◆ Stated goal
Retype each line of the material exactly, please, skipping any picture in it.
>> BEGIN Records supplied
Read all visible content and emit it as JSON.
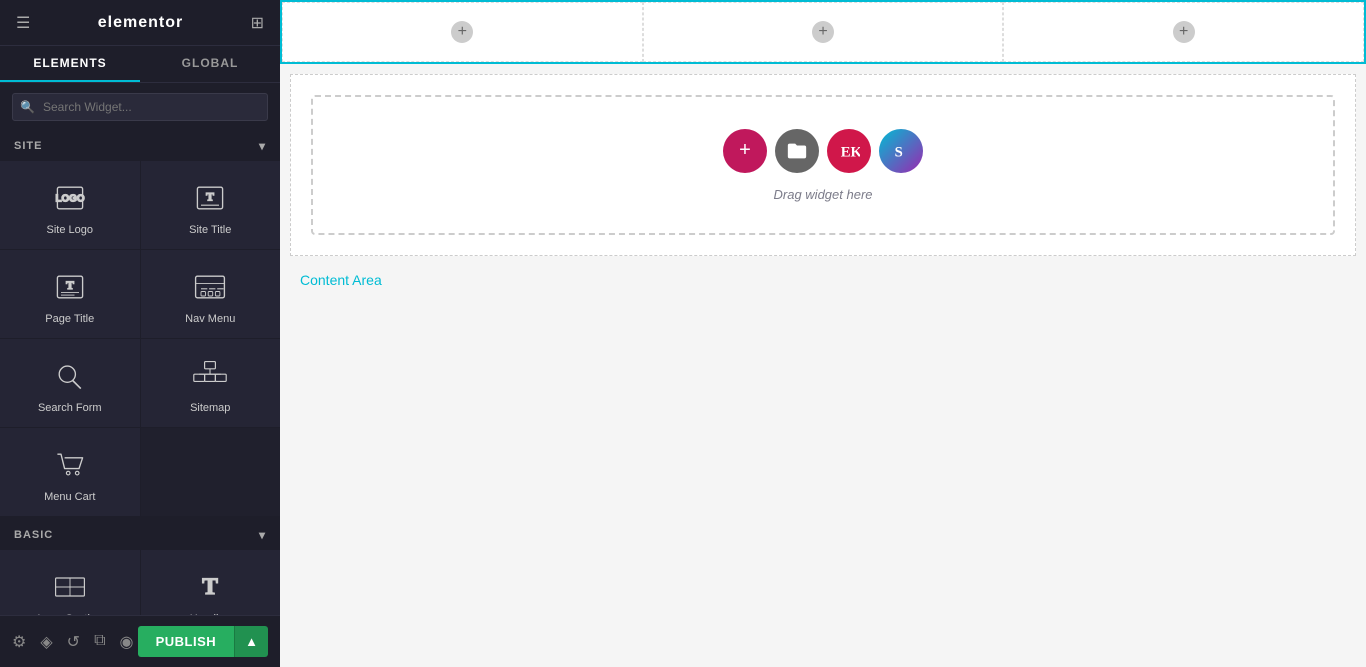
{
  "header": {
    "title": "elementor",
    "hamburger_icon": "☰",
    "grid_icon": "⊞"
  },
  "tabs": [
    {
      "label": "ELEMENTS",
      "active": true
    },
    {
      "label": "GLOBAL",
      "active": false
    }
  ],
  "search": {
    "placeholder": "Search Widget..."
  },
  "site_section": {
    "label": "SITE",
    "arrow": "▾"
  },
  "widgets": [
    {
      "id": "site-logo",
      "label": "Site Logo"
    },
    {
      "id": "site-title",
      "label": "Site Title"
    },
    {
      "id": "page-title",
      "label": "Page Title"
    },
    {
      "id": "nav-menu",
      "label": "Nav Menu"
    },
    {
      "id": "search-form",
      "label": "Search Form"
    },
    {
      "id": "sitemap",
      "label": "Sitemap"
    },
    {
      "id": "menu-cart",
      "label": "Menu Cart"
    }
  ],
  "basic_section": {
    "label": "BASIC",
    "arrow": "▾"
  },
  "canvas": {
    "row_toolbar": {
      "add": "+",
      "move": "⠿",
      "close": "✕"
    },
    "columns": 3,
    "drop_area": {
      "text": "Drag widget here"
    },
    "content_area_label": "Content Area"
  },
  "footer": {
    "publish_label": "PUBLISH",
    "arrow": "▲",
    "icons": [
      "⚙",
      "◈",
      "↺",
      "⧉",
      "◉"
    ]
  }
}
>> END Records supplied
◆ Result for this exercise
Read all visible content and emit it as JSON.
{
  "header": {
    "title": "elementor",
    "hamburger_icon": "☰",
    "grid_icon": "⊞"
  },
  "tabs": [
    {
      "label": "ELEMENTS",
      "active": true
    },
    {
      "label": "GLOBAL",
      "active": false
    }
  ],
  "search": {
    "placeholder": "Search Widget..."
  },
  "site_section": {
    "label": "SITE",
    "arrow": "▾"
  },
  "widgets": [
    {
      "id": "site-logo",
      "label": "Site Logo"
    },
    {
      "id": "site-title",
      "label": "Site Title"
    },
    {
      "id": "page-title",
      "label": "Page Title"
    },
    {
      "id": "nav-menu",
      "label": "Nav Menu"
    },
    {
      "id": "search-form",
      "label": "Search Form"
    },
    {
      "id": "sitemap",
      "label": "Sitemap"
    },
    {
      "id": "menu-cart",
      "label": "Menu Cart"
    }
  ],
  "basic_section": {
    "label": "BASIC",
    "arrow": "▾"
  },
  "canvas": {
    "row_toolbar": {
      "add": "+",
      "move": "⠿",
      "close": "✕"
    },
    "columns": 3,
    "drop_area": {
      "text": "Drag widget here"
    },
    "content_area_label": "Content Area"
  },
  "footer": {
    "publish_label": "PUBLISH",
    "arrow": "▲",
    "icons": [
      "⚙",
      "◈",
      "↺",
      "⧉",
      "◉"
    ]
  }
}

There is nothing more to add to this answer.